• [Task] Your task is to output all the records below, word for word.

• [Records to use]

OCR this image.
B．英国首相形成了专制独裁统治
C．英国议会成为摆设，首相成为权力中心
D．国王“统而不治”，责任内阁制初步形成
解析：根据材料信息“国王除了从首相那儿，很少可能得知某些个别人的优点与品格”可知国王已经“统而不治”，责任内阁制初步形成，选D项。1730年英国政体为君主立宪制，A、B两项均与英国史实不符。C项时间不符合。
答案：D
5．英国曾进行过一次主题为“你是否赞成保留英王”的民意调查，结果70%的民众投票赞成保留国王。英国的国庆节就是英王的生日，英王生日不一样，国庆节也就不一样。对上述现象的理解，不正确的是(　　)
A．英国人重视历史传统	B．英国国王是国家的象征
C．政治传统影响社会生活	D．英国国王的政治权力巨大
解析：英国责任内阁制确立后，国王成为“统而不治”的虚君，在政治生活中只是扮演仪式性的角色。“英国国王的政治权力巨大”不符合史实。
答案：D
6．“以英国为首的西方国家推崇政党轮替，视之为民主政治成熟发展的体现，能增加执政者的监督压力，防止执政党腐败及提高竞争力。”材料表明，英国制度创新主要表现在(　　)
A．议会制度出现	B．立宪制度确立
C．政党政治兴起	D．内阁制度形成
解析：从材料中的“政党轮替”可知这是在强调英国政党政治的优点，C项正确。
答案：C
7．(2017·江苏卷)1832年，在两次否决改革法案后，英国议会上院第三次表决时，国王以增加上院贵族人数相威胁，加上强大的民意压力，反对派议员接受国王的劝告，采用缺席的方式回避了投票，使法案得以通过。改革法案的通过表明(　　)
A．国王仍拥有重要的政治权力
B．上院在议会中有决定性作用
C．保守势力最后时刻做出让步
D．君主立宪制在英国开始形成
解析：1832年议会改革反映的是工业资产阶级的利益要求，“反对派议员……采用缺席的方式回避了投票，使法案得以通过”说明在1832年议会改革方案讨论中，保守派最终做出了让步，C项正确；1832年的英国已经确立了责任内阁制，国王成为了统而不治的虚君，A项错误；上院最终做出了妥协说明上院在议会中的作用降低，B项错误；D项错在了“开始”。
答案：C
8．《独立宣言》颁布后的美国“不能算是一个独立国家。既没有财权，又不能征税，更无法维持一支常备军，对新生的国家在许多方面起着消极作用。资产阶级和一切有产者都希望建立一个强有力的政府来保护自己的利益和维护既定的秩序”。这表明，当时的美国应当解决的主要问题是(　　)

• [Solution to this exercise]
OCR this image.
B．英国首相形成了专制独裁统治
C．英国议会成为摆设，首相成为权力中心
D．国王“统而不治”，责任内阁制初步形成
解析：根据材料信息“国王除了从首相那儿，很少可能得知某些个别人的优点与品格”可知国王已经“统而不治”，责任内阁制初步形成，选D项。1730年英国政体为君主立宪制，A、B两项均与英国史实不符。C项时间不符合。
答案：D
5．英国曾进行过一次主题为“你是否赞成保留英王”的民意调查，结果70%的民众投票赞成保留国王。英国的国庆节就是英王的生日，英王生日不一样，国庆节也就不一样。对上述现象的理解，不正确的是(　　)
A．英国人重视历史传统	B．英国国王是国家的象征
C．政治传统影响社会生活	D．英国国王的政治权力巨大
解析：英国责任内阁制确立后，国王成为“统而不治”的虚君，在政治生活中只是扮演仪式性的角色。“英国国王的政治权力巨大”不符合史实。
答案：D
6．“以英国为首的西方国家推崇政党轮替，视之为民主政治成熟发展的体现，能增加执政者的监督压力，防止执政党腐败及提高竞争力。”材料表明，英国制度创新主要表现在(　　)
A．议会制度出现	B．立宪制度确立
C．政党政治兴起	D．内阁制度形成
解析：从材料中的“政党轮替”可知这是在强调英国政党政治的优点，C项正确。
答案：C
7．(2017·江苏卷)1832年，在两次否决改革法案后，英国议会上院第三次表决时，国王以增加上院贵族人数相威胁，加上强大的民意压力，反对派议员接受国王的劝告，采用缺席的方式回避了投票，使法案得以通过。改革法案的通过表明(　　)
A．国王仍拥有重要的政治权力
B．上院在议会中有决定性作用
C．保守势力最后时刻做出让步
D．君主立宪制在英国开始形成
解析：1832年议会改革反映的是工业资产阶级的利益要求，“反对派议员……采用缺席的方式回避了投票，使法案得以通过”说明在1832年议会改革方案讨论中，保守派最终做出了让步，C项正确；1832年的英国已经确立了责任内阁制，国王成为了统而不治的虚君，A项错误；上院最终做出了妥协说明上院在议会中的作用降低，B项错误；D项错在了“开始”。
答案：C
8．《独立宣言》颁布后的美国“不能算是一个独立国家。既没有财权，又不能征税，更无法维持一支常备军，对新生的国家在许多方面起着消极作用。资产阶级和一切有产者都希望建立一个强有力的政府来保护自己的利益和维护既定的秩序”。这表明，当时的美国应当解决的主要问题是(　　)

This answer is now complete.